REQUIREMENTS => Transcribe all of the material exactly.

AVAILABLE DATA =>
— Begin —
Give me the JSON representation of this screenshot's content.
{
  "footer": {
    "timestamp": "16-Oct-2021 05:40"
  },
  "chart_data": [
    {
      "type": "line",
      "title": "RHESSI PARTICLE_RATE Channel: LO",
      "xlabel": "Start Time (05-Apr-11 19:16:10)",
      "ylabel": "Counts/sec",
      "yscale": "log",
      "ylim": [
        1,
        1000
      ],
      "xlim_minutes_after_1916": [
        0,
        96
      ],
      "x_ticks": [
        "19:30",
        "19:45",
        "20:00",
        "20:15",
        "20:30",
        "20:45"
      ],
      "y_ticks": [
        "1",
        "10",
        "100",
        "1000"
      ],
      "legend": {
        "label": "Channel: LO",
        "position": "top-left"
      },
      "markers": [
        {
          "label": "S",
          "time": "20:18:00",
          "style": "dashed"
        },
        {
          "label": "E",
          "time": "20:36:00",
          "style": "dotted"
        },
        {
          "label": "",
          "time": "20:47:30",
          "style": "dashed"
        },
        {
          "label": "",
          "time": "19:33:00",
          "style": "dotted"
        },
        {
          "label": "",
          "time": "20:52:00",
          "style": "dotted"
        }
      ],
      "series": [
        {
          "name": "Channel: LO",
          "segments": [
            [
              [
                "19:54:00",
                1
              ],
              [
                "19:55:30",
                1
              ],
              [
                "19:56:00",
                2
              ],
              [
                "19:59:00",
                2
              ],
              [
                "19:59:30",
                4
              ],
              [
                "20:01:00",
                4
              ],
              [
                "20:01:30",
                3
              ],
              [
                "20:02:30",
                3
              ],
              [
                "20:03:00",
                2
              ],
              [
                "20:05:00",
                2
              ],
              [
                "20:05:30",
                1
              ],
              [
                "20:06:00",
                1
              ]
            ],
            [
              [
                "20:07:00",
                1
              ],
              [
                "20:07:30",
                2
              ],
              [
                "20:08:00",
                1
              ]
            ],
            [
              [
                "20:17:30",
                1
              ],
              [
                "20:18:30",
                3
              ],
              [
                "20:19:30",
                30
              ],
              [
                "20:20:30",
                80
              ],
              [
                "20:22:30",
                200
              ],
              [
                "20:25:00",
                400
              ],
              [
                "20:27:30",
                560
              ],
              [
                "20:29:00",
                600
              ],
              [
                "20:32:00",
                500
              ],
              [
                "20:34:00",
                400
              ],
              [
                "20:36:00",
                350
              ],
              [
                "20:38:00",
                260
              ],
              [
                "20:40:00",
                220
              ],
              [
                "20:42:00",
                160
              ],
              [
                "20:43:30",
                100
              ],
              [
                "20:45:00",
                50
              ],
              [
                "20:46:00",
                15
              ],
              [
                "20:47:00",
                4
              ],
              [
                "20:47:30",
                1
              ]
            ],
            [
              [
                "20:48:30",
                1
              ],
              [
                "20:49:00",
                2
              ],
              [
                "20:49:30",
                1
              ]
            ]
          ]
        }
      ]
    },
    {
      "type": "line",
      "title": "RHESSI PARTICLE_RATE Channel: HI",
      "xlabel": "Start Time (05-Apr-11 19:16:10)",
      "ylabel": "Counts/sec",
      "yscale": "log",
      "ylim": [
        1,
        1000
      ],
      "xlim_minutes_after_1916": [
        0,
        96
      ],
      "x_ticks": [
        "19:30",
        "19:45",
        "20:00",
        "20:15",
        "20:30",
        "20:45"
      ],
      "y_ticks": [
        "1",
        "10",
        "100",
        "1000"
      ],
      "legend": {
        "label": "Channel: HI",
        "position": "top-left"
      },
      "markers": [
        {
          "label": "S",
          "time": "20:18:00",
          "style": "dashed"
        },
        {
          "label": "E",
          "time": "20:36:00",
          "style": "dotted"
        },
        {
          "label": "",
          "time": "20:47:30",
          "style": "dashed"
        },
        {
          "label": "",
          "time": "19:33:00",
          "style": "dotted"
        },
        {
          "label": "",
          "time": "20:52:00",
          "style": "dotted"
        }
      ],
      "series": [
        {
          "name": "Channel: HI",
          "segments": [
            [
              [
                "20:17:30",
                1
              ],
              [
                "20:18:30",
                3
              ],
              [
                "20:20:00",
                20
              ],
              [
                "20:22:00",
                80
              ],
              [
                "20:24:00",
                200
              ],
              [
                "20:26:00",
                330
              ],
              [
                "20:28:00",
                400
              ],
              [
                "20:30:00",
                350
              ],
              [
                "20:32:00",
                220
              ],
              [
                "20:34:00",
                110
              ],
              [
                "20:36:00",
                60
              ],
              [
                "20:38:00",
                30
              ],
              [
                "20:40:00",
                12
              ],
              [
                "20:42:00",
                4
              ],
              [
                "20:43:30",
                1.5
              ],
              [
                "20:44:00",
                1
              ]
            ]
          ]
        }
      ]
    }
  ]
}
— End —
EXERCISE RESULT =>
Give me the JSON representation of this screenshot's content.
{
  "footer": {
    "timestamp": "16-Oct-2021 05:40"
  },
  "chart_data": [
    {
      "type": "line",
      "title": "RHESSI PARTICLE_RATE Channel: LO",
      "xlabel": "Start Time (05-Apr-11 19:16:10)",
      "ylabel": "Counts/sec",
      "yscale": "log",
      "ylim": [
        1,
        1000
      ],
      "xlim_minutes_after_1916": [
        0,
        96
      ],
      "x_ticks": [
        "19:30",
        "19:45",
        "20:00",
        "20:15",
        "20:30",
        "20:45"
      ],
      "y_ticks": [
        "1",
        "10",
        "100",
        "1000"
      ],
      "legend": {
        "label": "Channel: LO",
        "position": "top-left"
      },
      "markers": [
        {
          "label": "S",
          "time": "20:18:00",
          "style": "dashed"
        },
        {
          "label": "E",
          "time": "20:36:00",
          "style": "dotted"
        },
        {
          "label": "",
          "time": "20:47:30",
          "style": "dashed"
        },
        {
          "label": "",
          "time": "19:33:00",
          "style": "dotted"
        },
        {
          "label": "",
          "time": "20:52:00",
          "style": "dotted"
        }
      ],
      "series": [
        {
          "name": "Channel: LO",
          "segments": [
            [
              [
                "19:54:00",
                1
              ],
              [
                "19:55:30",
                1
              ],
              [
                "19:56:00",
                2
              ],
              [
                "19:59:00",
                2
              ],
              [
                "19:59:30",
                4
              ],
              [
                "20:01:00",
                4
              ],
              [
                "20:01:30",
                3
              ],
              [
                "20:02:30",
                3
              ],
              [
                "20:03:00",
                2
              ],
              [
                "20:05:00",
                2
              ],
              [
                "20:05:30",
                1
              ],
              [
                "20:06:00",
                1
              ]
            ],
            [
              [
                "20:07:00",
                1
              ],
              [
                "20:07:30",
                2
              ],
              [
                "20:08:00",
                1
              ]
            ],
            [
              [
                "20:17:30",
                1
              ],
              [
                "20:18:30",
                3
              ],
              [
                "20:19:30",
                30
              ],
              [
                "20:20:30",
                80
              ],
              [
                "20:22:30",
                200
              ],
              [
                "20:25:00",
                400
              ],
              [
                "20:27:30",
                560
              ],
              [
                "20:29:00",
                600
              ],
              [
                "20:32:00",
                500
              ],
              [
                "20:34:00",
                400
              ],
              [
                "20:36:00",
                350
              ],
              [
                "20:38:00",
                260
              ],
              [
                "20:40:00",
                220
              ],
              [
                "20:42:00",
                160
              ],
              [
                "20:43:30",
                100
              ],
              [
                "20:45:00",
                50
              ],
              [
                "20:46:00",
                15
              ],
              [
                "20:47:00",
                4
              ],
              [
                "20:47:30",
                1
              ]
            ],
            [
              [
                "20:48:30",
                1
              ],
              [
                "20:49:00",
                2
              ],
              [
                "20:49:30",
                1
              ]
            ]
          ]
        }
      ]
    },
    {
      "type": "line",
      "title": "RHESSI PARTICLE_RATE Channel: HI",
      "xlabel": "Start Time (05-Apr-11 19:16:10)",
      "ylabel": "Counts/sec",
      "yscale": "log",
      "ylim": [
        1,
        1000
      ],
      "xlim_minutes_after_1916": [
        0,
        96
      ],
      "x_ticks": [
        "19:30",
        "19:45",
        "20:00",
        "20:15",
        "20:30",
        "20:45"
      ],
      "y_ticks": [
        "1",
        "10",
        "100",
        "1000"
      ],
      "legend": {
        "label": "Channel: HI",
        "position": "top-left"
      },
      "markers": [
        {
          "label": "S",
          "time": "20:18:00",
          "style": "dashed"
        },
        {
          "label": "E",
          "time": "20:36:00",
          "style": "dotted"
        },
        {
          "label": "",
          "time": "20:47:30",
          "style": "dashed"
        },
        {
          "label": "",
          "time": "19:33:00",
          "style": "dotted"
        },
        {
          "label": "",
          "time": "20:52:00",
          "style": "dotted"
        }
      ],
      "series": [
        {
          "name": "Channel: HI",
          "segments": [
            [
              [
                "20:17:30",
                1
              ],
              [
                "20:18:30",
                3
              ],
              [
                "20:20:00",
                20
              ],
              [
                "20:22:00",
                80
              ],
              [
                "20:24:00",
                200
              ],
              [
                "20:26:00",
                330
              ],
              [
                "20:28:00",
                400
              ],
              [
                "20:30:00",
                350
              ],
              [
                "20:32:00",
                220
              ],
              [
                "20:34:00",
                110
              ],
              [
                "20:36:00",
                60
              ],
              [
                "20:38:00",
                30
              ],
              [
                "20:40:00",
                12
              ],
              [
                "20:42:00",
                4
              ],
              [
                "20:43:30",
                1.5
              ],
              [
                "20:44:00",
                1
              ]
            ]
          ]
        }
      ]
    }
  ]
}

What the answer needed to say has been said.